- **Your goal**
Your task is to copy the material exactly.

- **Stored data**
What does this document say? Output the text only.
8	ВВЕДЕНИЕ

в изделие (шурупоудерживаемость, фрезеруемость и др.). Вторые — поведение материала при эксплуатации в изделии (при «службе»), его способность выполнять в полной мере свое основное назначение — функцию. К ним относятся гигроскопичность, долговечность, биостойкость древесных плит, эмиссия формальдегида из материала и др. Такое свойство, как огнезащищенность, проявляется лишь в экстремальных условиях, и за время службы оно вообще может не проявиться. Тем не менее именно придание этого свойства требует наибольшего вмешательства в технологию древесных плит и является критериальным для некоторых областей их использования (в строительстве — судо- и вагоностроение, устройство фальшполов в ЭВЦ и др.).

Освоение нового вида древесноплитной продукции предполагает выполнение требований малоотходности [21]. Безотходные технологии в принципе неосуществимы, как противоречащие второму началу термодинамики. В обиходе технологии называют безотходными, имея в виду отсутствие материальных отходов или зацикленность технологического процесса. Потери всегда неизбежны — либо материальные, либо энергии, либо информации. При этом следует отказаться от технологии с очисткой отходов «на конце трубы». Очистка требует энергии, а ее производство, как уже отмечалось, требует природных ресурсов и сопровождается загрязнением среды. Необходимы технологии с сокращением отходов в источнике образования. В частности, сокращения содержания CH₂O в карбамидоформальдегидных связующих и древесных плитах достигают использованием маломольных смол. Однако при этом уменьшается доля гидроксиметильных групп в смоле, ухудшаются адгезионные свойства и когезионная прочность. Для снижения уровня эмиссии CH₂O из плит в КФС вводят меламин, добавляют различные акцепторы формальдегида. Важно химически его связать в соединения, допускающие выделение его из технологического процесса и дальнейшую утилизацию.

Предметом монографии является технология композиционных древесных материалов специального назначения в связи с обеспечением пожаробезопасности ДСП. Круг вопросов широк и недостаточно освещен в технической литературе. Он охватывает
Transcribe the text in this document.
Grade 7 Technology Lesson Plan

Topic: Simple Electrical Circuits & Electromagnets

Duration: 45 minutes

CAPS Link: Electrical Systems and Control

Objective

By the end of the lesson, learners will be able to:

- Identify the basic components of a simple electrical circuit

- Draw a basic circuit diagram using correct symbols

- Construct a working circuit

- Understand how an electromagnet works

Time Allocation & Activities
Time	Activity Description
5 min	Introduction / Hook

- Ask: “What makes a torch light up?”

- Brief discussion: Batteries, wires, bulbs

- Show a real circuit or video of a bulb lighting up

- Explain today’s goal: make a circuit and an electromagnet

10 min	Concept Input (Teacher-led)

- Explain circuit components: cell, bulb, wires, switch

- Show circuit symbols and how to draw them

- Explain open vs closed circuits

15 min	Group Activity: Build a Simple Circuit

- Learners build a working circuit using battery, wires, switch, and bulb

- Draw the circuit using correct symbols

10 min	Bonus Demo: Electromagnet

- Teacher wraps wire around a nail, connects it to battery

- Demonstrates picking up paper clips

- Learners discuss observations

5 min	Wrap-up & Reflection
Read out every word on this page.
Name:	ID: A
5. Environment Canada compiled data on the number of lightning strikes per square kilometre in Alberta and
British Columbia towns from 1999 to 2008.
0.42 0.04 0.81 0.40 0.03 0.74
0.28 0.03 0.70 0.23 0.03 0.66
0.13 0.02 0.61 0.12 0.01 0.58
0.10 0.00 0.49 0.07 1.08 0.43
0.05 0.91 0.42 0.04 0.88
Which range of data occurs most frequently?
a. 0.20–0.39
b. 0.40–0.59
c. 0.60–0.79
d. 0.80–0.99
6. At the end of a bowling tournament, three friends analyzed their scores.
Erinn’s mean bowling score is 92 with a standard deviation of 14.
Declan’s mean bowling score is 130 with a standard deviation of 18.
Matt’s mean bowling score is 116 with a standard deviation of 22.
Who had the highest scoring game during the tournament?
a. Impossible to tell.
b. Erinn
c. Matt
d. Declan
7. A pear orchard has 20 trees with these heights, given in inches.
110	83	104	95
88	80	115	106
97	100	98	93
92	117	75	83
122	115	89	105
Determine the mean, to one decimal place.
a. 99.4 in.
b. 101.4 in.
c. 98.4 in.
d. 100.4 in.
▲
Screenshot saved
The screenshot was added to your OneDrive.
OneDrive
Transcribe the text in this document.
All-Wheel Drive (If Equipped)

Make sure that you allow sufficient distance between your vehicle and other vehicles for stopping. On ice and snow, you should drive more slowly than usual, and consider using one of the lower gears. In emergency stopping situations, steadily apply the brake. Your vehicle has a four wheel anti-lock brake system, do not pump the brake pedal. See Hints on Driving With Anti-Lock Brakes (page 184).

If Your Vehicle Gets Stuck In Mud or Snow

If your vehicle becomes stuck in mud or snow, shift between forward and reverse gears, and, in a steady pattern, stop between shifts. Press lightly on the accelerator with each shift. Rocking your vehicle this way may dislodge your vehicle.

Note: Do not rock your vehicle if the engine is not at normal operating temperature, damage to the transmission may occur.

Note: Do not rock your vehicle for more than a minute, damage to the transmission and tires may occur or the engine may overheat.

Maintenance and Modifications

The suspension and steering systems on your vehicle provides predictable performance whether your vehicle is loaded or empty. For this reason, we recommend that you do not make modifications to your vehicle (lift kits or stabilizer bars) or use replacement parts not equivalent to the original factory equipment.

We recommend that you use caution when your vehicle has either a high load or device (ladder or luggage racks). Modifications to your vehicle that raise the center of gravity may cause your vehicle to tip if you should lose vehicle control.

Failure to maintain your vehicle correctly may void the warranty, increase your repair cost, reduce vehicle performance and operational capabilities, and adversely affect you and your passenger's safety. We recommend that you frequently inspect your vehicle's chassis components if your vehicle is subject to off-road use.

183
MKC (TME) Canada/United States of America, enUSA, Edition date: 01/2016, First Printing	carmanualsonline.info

- **Result for this exercise**
What does this document say? Output the text only.
8	ВВЕДЕНИЕ

в изделие (шурупоудерживаемость, фрезеруемость и др.). Вторые — поведение материала при эксплуатации в изделии (при «службе»), его способность выполнять в полной мере свое основное назначение — функцию. К ним относятся гигроскопичность, долговечность, биостойкость древесных плит, эмиссия формальдегида из материала и др. Такое свойство, как огнезащищенность, проявляется лишь в экстремальных условиях, и за время службы оно вообще может не проявиться. Тем не менее именно придание этого свойства требует наибольшего вмешательства в технологию древесных плит и является критериальным для некоторых областей их использования (в строительстве — судо- и вагоностроение, устройство фальшполов в ЭВЦ и др.).

Освоение нового вида древесноплитной продукции предполагает выполнение требований малоотходности [21]. Безотходные технологии в принципе неосуществимы, как противоречащие второму началу термодинамики. В обиходе технологии называют безотходными, имея в виду отсутствие материальных отходов или зацикленность технологического процесса. Потери всегда неизбежны — либо материальные, либо энергии, либо информации. При этом следует отказаться от технологии с очисткой отходов «на конце трубы». Очистка требует энергии, а ее производство, как уже отмечалось, требует природных ресурсов и сопровождается загрязнением среды. Необходимы технологии с сокращением отходов в источнике образования. В частности, сокращения содержания CH₂O в карбамидоформальдегидных связующих и древесных плитах достигают использованием маломольных смол. Однако при этом уменьшается доля гидроксиметильных групп в смоле, ухудшаются адгезионные свойства и когезионная прочность. Для снижения уровня эмиссии CH₂O из плит в КФС вводят меламин, добавляют различные акцепторы формальдегида. Важно химически его связать в соединения, допускающие выделение его из технологического процесса и дальнейшую утилизацию.

Предметом монографии является технология композиционных древесных материалов специального назначения в связи с обеспечением пожаробезопасности ДСП. Круг вопросов широк и недостаточно освещен в технической литературе. Он охватывает
Transcribe the text in this document.
Grade 7 Technology Lesson Plan

Topic: Simple Electrical Circuits & Electromagnets

Duration: 45 minutes

CAPS Link: Electrical Systems and Control

Objective

By the end of the lesson, learners will be able to:

- Identify the basic components of a simple electrical circuit

- Draw a basic circuit diagram using correct symbols

- Construct a working circuit

- Understand how an electromagnet works

Time Allocation & Activities
Time	Activity Description
5 min	Introduction / Hook

- Ask: “What makes a torch light up?”

- Brief discussion: Batteries, wires, bulbs

- Show a real circuit or video of a bulb lighting up

- Explain today’s goal: make a circuit and an electromagnet

10 min	Concept Input (Teacher-led)

- Explain circuit components: cell, bulb, wires, switch

- Show circuit symbols and how to draw them

- Explain open vs closed circuits

15 min	Group Activity: Build a Simple Circuit

- Learners build a working circuit using battery, wires, switch, and bulb

- Draw the circuit using correct symbols

10 min	Bonus Demo: Electromagnet

- Teacher wraps wire around a nail, connects it to battery

- Demonstrates picking up paper clips

- Learners discuss observations

5 min	Wrap-up & Reflection
Read out every word on this page.
Name:	ID: A
5. Environment Canada compiled data on the number of lightning strikes per square kilometre in Alberta and
British Columbia towns from 1999 to 2008.
0.42 0.04 0.81 0.40 0.03 0.74
0.28 0.03 0.70 0.23 0.03 0.66
0.13 0.02 0.61 0.12 0.01 0.58
0.10 0.00 0.49 0.07 1.08 0.43
0.05 0.91 0.42 0.04 0.88
Which range of data occurs most frequently?
a. 0.20–0.39
b. 0.40–0.59
c. 0.60–0.79
d. 0.80–0.99
6. At the end of a bowling tournament, three friends analyzed their scores.
Erinn’s mean bowling score is 92 with a standard deviation of 14.
Declan’s mean bowling score is 130 with a standard deviation of 18.
Matt’s mean bowling score is 116 with a standard deviation of 22.
Who had the highest scoring game during the tournament?
a. Impossible to tell.
b. Erinn
c. Matt
d. Declan
7. A pear orchard has 20 trees with these heights, given in inches.
110	83	104	95
88	80	115	106
97	100	98	93
92	117	75	83
122	115	89	105
Determine the mean, to one decimal place.
a. 99.4 in.
b. 101.4 in.
c. 98.4 in.
d. 100.4 in.
▲
Screenshot saved
The screenshot was added to your OneDrive.
OneDrive
Transcribe the text in this document.
All-Wheel Drive (If Equipped)

Make sure that you allow sufficient distance between your vehicle and other vehicles for stopping. On ice and snow, you should drive more slowly than usual, and consider using one of the lower gears. In emergency stopping situations, steadily apply the brake. Your vehicle has a four wheel anti-lock brake system, do not pump the brake pedal. See Hints on Driving With Anti-Lock Brakes (page 184).

If Your Vehicle Gets Stuck In Mud or Snow

If your vehicle becomes stuck in mud or snow, shift between forward and reverse gears, and, in a steady pattern, stop between shifts. Press lightly on the accelerator with each shift. Rocking your vehicle this way may dislodge your vehicle.

Note: Do not rock your vehicle if the engine is not at normal operating temperature, damage to the transmission may occur.

Note: Do not rock your vehicle for more than a minute, damage to the transmission and tires may occur or the engine may overheat.

Maintenance and Modifications

The suspension and steering systems on your vehicle provides predictable performance whether your vehicle is loaded or empty. For this reason, we recommend that you do not make modifications to your vehicle (lift kits or stabilizer bars) or use replacement parts not equivalent to the original factory equipment.

We recommend that you use caution when your vehicle has either a high load or device (ladder or luggage racks). Modifications to your vehicle that raise the center of gravity may cause your vehicle to tip if you should lose vehicle control.

Failure to maintain your vehicle correctly may void the warranty, increase your repair cost, reduce vehicle performance and operational capabilities, and adversely affect you and your passenger's safety. We recommend that you frequently inspect your vehicle's chassis components if your vehicle is subject to off-road use.

183
MKC (TME) Canada/United States of America, enUSA, Edition date: 01/2016, First Printing	carmanualsonline.info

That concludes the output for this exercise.